━━━━━ DATA FOR THIS EXERCISE ━━━━━

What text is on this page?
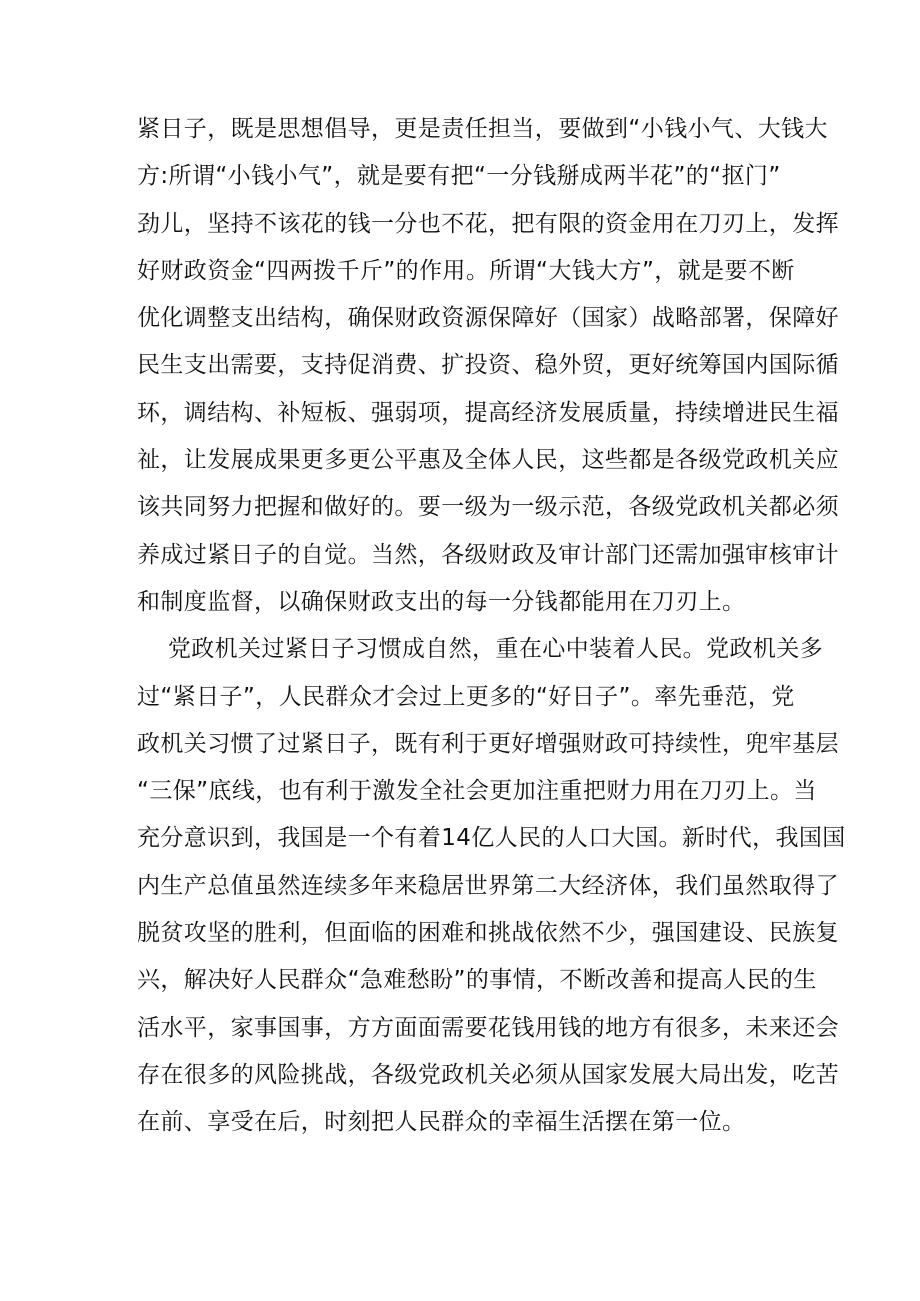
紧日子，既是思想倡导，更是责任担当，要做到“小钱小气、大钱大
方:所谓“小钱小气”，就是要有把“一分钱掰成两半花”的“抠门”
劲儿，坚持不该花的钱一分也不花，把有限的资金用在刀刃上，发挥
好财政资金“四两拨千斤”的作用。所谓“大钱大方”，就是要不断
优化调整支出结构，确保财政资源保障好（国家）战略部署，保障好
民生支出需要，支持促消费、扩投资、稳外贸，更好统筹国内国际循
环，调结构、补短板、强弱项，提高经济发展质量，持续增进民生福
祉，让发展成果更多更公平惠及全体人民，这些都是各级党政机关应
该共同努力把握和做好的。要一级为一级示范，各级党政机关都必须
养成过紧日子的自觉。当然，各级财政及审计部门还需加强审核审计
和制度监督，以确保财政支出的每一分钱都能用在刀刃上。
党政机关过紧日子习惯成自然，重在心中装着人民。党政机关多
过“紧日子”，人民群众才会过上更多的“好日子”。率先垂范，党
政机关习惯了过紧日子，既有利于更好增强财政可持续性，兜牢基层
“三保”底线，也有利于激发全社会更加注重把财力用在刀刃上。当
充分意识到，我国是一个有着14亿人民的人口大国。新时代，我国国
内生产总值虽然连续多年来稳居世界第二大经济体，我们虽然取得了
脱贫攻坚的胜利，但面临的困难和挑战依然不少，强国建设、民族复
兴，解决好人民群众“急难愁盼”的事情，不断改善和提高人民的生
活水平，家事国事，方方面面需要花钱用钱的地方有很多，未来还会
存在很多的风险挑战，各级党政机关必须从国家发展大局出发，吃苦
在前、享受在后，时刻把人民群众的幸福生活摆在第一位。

━━━━━
━━━━━ DATA FOR THIS EXERCISE ━━━━━

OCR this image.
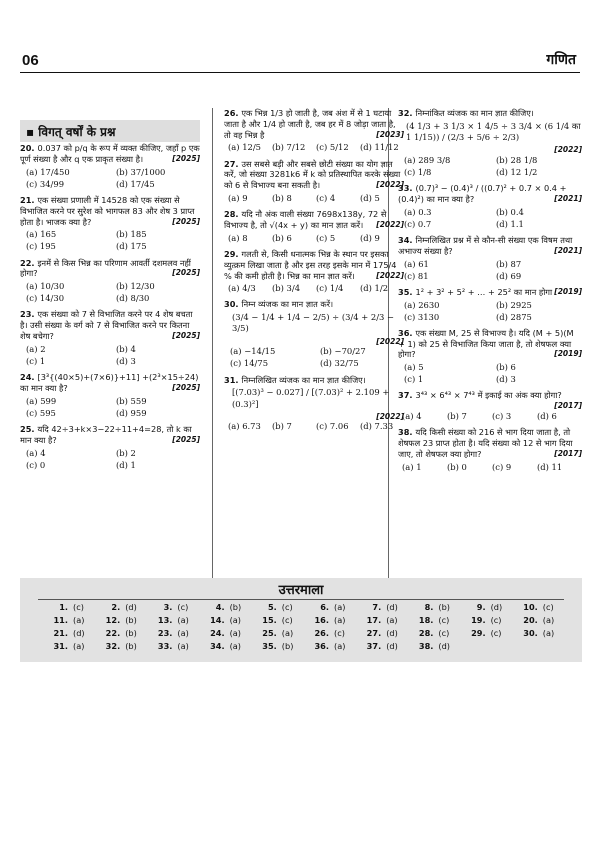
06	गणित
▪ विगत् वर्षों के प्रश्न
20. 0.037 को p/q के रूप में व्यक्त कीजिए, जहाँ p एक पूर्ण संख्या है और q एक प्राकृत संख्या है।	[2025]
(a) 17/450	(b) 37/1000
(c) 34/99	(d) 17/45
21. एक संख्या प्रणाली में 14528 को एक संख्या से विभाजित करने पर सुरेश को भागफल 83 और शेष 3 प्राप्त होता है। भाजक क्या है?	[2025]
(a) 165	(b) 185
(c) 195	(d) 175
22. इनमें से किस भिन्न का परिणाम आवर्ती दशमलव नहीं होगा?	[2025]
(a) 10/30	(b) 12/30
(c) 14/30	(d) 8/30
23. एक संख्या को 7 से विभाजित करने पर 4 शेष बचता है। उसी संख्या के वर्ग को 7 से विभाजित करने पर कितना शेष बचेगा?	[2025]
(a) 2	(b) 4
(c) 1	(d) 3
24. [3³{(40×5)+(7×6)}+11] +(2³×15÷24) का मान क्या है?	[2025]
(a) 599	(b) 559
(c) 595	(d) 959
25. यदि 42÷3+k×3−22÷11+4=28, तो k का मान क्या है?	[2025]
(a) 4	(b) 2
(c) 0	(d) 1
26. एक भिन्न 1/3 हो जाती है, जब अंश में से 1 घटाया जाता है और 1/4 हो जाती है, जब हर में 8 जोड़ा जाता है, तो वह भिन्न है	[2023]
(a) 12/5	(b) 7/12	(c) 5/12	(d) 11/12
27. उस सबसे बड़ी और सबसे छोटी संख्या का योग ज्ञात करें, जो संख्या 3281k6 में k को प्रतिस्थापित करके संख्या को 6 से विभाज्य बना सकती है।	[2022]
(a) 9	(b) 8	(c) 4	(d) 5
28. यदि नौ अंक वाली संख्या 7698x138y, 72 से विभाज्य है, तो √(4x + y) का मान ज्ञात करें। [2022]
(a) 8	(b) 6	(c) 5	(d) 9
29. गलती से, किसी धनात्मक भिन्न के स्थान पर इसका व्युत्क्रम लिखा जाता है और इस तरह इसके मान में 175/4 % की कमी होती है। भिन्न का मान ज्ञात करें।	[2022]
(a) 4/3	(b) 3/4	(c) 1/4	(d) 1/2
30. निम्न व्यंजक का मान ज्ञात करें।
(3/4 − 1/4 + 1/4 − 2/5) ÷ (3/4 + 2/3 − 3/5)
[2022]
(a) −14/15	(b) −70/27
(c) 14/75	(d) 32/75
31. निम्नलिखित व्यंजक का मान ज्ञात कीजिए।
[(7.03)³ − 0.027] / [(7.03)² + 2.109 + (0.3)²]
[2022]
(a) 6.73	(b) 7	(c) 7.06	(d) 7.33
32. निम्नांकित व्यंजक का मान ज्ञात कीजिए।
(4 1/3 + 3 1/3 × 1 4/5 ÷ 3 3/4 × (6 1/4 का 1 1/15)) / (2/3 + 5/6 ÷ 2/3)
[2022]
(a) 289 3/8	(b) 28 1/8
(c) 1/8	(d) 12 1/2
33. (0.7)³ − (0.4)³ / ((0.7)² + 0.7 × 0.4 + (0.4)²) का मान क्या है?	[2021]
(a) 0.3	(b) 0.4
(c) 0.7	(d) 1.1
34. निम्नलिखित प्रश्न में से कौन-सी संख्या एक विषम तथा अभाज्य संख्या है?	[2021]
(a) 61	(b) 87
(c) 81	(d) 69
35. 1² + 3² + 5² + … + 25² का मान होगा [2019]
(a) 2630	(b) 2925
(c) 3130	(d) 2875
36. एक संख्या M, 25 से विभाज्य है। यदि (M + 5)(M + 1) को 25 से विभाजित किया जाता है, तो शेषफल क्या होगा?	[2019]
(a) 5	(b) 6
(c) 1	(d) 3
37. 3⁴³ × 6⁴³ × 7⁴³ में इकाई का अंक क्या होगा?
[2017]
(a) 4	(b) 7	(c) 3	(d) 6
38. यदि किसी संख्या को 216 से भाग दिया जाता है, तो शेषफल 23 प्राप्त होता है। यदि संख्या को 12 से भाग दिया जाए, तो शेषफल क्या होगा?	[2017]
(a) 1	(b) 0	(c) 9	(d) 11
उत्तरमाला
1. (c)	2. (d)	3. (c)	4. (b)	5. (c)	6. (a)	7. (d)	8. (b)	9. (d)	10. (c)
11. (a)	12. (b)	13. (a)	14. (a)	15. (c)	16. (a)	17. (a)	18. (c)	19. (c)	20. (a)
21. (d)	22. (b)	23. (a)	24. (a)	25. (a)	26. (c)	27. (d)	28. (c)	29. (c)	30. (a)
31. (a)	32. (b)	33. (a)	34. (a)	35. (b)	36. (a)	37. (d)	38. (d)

━━━━━
━━━━━ DATA FOR THIS EXERCISE ━━━━━

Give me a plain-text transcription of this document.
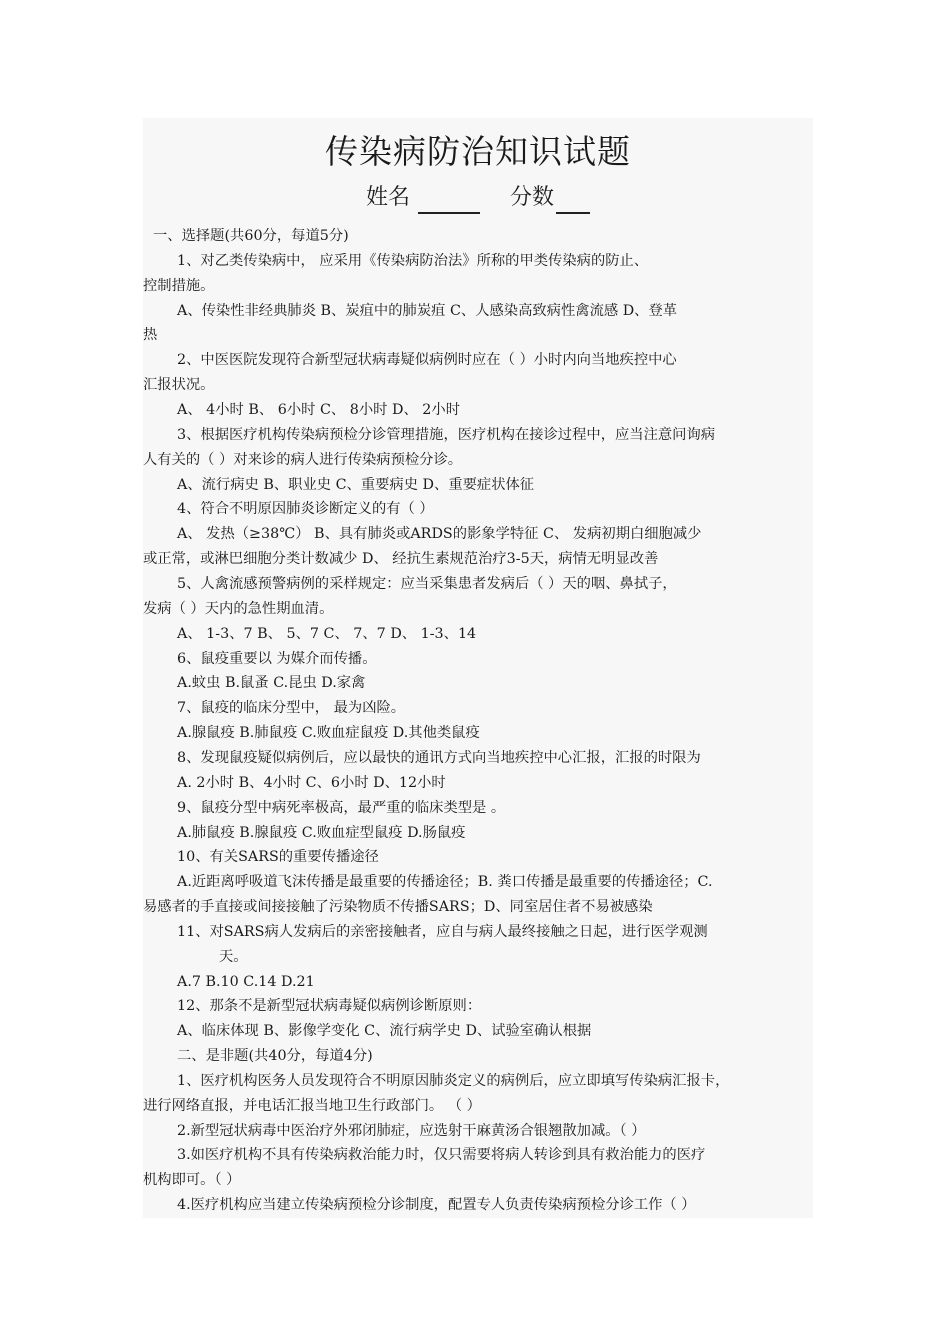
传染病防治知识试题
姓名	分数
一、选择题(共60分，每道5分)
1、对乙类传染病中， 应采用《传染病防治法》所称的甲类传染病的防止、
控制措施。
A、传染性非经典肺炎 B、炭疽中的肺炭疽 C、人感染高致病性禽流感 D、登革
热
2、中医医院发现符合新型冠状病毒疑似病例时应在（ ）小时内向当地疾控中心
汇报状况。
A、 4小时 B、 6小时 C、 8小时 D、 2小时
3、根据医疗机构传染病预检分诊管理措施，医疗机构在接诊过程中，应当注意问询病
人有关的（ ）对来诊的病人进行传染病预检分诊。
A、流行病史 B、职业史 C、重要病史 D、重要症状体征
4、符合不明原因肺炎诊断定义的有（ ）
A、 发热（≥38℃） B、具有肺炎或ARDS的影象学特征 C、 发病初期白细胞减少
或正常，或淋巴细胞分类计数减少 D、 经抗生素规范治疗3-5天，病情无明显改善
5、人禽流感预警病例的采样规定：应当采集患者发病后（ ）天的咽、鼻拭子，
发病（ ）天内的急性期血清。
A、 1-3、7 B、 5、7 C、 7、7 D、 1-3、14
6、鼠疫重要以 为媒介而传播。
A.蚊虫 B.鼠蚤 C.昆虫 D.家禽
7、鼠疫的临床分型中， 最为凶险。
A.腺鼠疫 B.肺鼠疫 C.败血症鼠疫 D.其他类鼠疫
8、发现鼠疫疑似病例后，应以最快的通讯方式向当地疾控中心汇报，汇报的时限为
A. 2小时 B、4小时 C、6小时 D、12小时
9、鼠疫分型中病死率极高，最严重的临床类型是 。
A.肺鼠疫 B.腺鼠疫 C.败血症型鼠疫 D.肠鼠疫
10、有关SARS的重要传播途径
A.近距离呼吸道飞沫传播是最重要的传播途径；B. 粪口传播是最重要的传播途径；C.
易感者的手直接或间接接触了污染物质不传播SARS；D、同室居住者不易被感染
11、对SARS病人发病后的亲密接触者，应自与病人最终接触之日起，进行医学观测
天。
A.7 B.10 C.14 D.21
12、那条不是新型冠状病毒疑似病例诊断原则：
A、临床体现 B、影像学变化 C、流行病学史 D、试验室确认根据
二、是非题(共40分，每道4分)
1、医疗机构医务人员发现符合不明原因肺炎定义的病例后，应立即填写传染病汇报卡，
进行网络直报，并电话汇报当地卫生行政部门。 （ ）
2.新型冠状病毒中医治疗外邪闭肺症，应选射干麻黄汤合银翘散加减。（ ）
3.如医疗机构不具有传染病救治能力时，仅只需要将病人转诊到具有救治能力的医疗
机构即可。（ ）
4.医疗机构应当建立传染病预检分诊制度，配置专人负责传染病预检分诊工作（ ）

━━━━━

TASK
Identify every line where the string "小钱小气" appears.

FULL SOLUTION
紧日子，既是思想倡导，更是责任担当，要做到“小钱小气、大钱大
方:所谓“小钱小气”，就是要有把“一分钱掰成两半花”的“抠门”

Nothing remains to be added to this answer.